Record list:
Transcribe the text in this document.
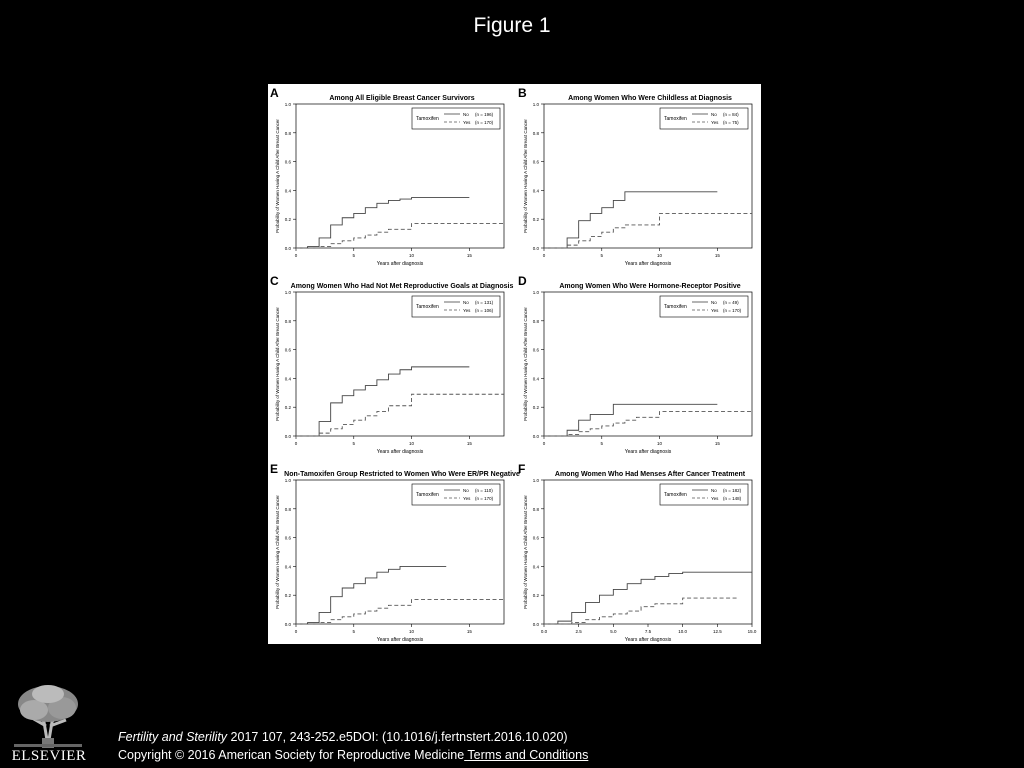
Figure 1
A	Among All Eligible Breast Cancer Survivors
0.0
0.2
0.4
0.6
0.8
1.0
0	5	10	15
Years after diagnosis
Probability of Women Having A Child After Breast Cancer
Tamoxifen
No (n = 196)
Yes (n = 170)
B	Among Women Who Were Childless at Diagnosis
0.0
0.2
0.4
0.6
0.8
1.0
0	5	10	15
Years after diagnosis
Probability of Women Having A Child After Breast Cancer
Tamoxifen
No (n = 84)
Yes (n = 75)
C Among Women Who Had Not Met Reproductive Goals at Diagnosis
0.0
0.2
0.4
0.6
0.8
1.0
0	5	10	15
Years after diagnosis
Probability of Women Having A Child After Breast Cancer
Tamoxifen
No (n = 131)
Yes (n = 106)
D	Among Women Who Were Hormone-Receptor Positive
0.0
0.2
0.4
0.6
0.8
1.0
0	5	10	15
Years after diagnosis
Probability of Women Having A Child After Breast Cancer
Tamoxifen
No (n = 49)
Yes (n = 170)
E Non-Tamoxifen Group Restricted to Women Who Were ER/PR Negative
0.0
0.2
0.4
0.6
0.8
1.0
0	5	10	15
Years after diagnosis
Probability of Women Having A Child After Breast Cancer
Tamoxifen
No (n = 110)
Yes (n = 170)
F	Among Women Who Had Menses After Cancer Treatment
0.0
0.2
0.4
0.6
0.8
1.0
0.0	2.5	5.0	7.5	10.0	12.5	15.0
Years after diagnosis
Probability of Women Having A Child After Breast Cancer
Tamoxifen
No (n = 182)
Yes (n = 148)
ELSEVIER
Fertility and Sterility 2017 107, 243-252.e5DOI: (10.1016/j.fertnstert.2016.10.020)
Copyright © 2016 American Society for Reproductive Medicine Terms and Conditions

Aim: Make an exact reproduction of the listing above, without any pictures.

Answer for this exercise:
Transcribe the text in this document.
Figure 1
A	Among All Eligible Breast Cancer Survivors
0.0
0.2
0.4
0.6
0.8
1.0
0	5	10	15
Years after diagnosis
Probability of Women Having A Child After Breast Cancer
Tamoxifen
No (n = 196)
Yes (n = 170)
B	Among Women Who Were Childless at Diagnosis
0.0
0.2
0.4
0.6
0.8
1.0
0	5	10	15
Years after diagnosis
Probability of Women Having A Child After Breast Cancer
Tamoxifen
No (n = 84)
Yes (n = 75)
C Among Women Who Had Not Met Reproductive Goals at Diagnosis
0.0
0.2
0.4
0.6
0.8
1.0
0	5	10	15
Years after diagnosis
Probability of Women Having A Child After Breast Cancer
Tamoxifen
No (n = 131)
Yes (n = 106)
D	Among Women Who Were Hormone-Receptor Positive
0.0
0.2
0.4
0.6
0.8
1.0
0	5	10	15
Years after diagnosis
Probability of Women Having A Child After Breast Cancer
Tamoxifen
No (n = 49)
Yes (n = 170)
E Non-Tamoxifen Group Restricted to Women Who Were ER/PR Negative
0.0
0.2
0.4
0.6
0.8
1.0
0	5	10	15
Years after diagnosis
Probability of Women Having A Child After Breast Cancer
Tamoxifen
No (n = 110)
Yes (n = 170)
F	Among Women Who Had Menses After Cancer Treatment
0.0
0.2
0.4
0.6
0.8
1.0
0.0	2.5	5.0	7.5	10.0	12.5	15.0
Years after diagnosis
Probability of Women Having A Child After Breast Cancer
Tamoxifen
No (n = 182)
Yes (n = 148)
ELSEVIER
Fertility and Sterility 2017 107, 243-252.e5DOI: (10.1016/j.fertnstert.2016.10.020)
Copyright © 2016 American Society for Reproductive Medicine Terms and Conditions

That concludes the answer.